*TEXTE FOURNI:*

- - -

La Réforme s'imposa à H. plus tard que dans le reste des Rhodes-Extérieures. A Johannes Dörig, pasteur luthérien zélé (1516-1522), succéda Joseph Forrer qui, nommé par l'évêque de Constance, empêcha jusqu'en 1529 l'adoption de la foi nouvelle. Une communauté d'anabaptistes se serait réunie de 1525 à 1529 dans une ferme de Sturzenegg. Après 1531 et à la fin des années 1580, lorsque les conflits confessionnels s'envenimèrent, H. prit une attitude conciliante. Après 1588, des dirigeants politiques protestants quittèrent le village d'Appenzell, où se menait activement la Contre-Réforme, pour s'installer à H. Les derniers autels et les croix funéraires, vestiges d'avant la Réforme, furent supprimés entre 1603 et 1605. Les catholiques avaient déjà dû quitter H.; les juifs, eux, en furent expulsés en 1622.

L'essor de la bourgade (1597-1830)

- - -

*EXTRAIT DE DONNÉES:*

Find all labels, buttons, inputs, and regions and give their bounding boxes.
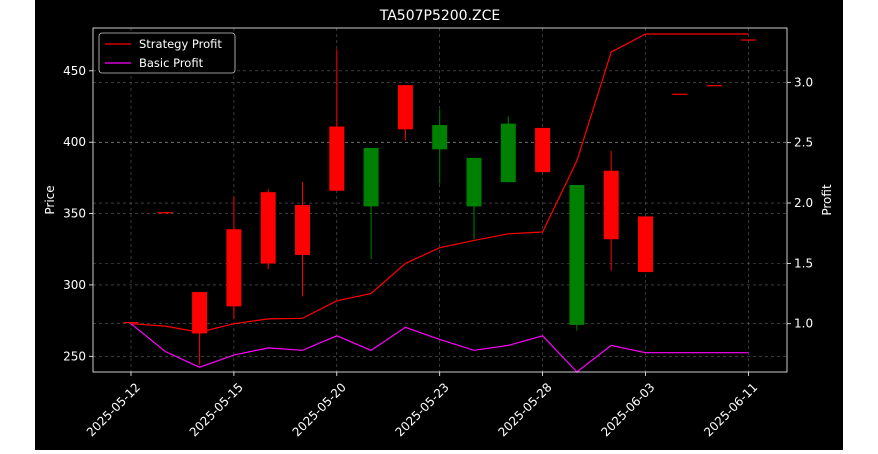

- - -

*EXERCICE COURT A:* Recopiez un passage du texte sur la Réforme à H. : commencez aux mots « La Réforme s'imposa » et arrêtez-vous après « la bourgade (1597-1830) ».
*EXERCICE COURT B:*
Répondez aux questions suivantes à partir du texte sur la Réforme à H.
(i) Qui succéda à Johannes Dörig ?
(ii) Entre quelles années les derniers autels et les croix funéraires furent-ils supprimés ?
(iii) En quelle année les juifs furent-ils expulsés de H. ?
*EXERCICE COURT C:* Donnez la suite du texte sur la Réforme à H., à partir de la dernière ligne qui y figure.

*RÉPONSE ATTENDUE A:*
La Réforme s'imposa à H. plus tard que dans le reste des Rhodes-Extérieures. A Johannes Dörig, pasteur luthérien zélé (1516-1522), succéda Joseph Forrer qui, nommé par l'évêque de Constance, empêcha jusqu'en 1529 l'adoption de la foi nouvelle. Une communauté d'anabaptistes se serait réunie de 1525 à 1529 dans une ferme de Sturzenegg. Après 1531 et à la fin des années 1580, lorsque les conflits confessionnels s'envenimèrent, H. prit une attitude conciliante. Après 1588, des dirigeants politiques protestants quittèrent le village d'Appenzell, où se menait activement la Contre-Réforme, pour s'installer à H. Les derniers autels et les croix funéraires, vestiges d'avant la Réforme, furent supprimés entre 1603 et 1605. Les catholiques avaient déjà dû quitter H.; les juifs, eux, en furent expulsés en 1622.

L'essor de la bourgade (1597-1830)

*RÉPONSE ATTENDUE B:*
(i) Joseph Forrer.
(ii) Entre 1603 et 1605.
(iii) En 1622.

*RÉPONSE ATTENDUE C:*
Une rivalité économique et politique opposait H. à Trogen (qui réussit à devenir en 1597 le chef-lieu du nouveau canton d'Appenzell Rhodes-Extérieures); elle fut apaisée en 1647 par le dédoublement du gouvernement et du Petit Conseil. Sous la République helvétique, H. sera le chef-lieu d'un district homonyme. En 1601, on construisit l'hôtel de ville, où se réunissaient non seulement les autorités communales, mais aussi, en alternance avec Trogen, le double Landrat, le Grand Conseil, le consistoire cantonal et, en alternance avec Hundwil et Urnäsch, le Petit Conseil "d'au-delà de la Sitter". Schwellbrunn se sépara en 1648 pour former une commune et Waldstatt fit de même en 1720. Ainsi amputé au sud-ouest, H. dut à chaque fois redéfinir ses quatre fractions; cette organisation, révisée vers 1780 (le centre, considérablement agrandi, formant une cinquième section) sera abandonnée en 1808.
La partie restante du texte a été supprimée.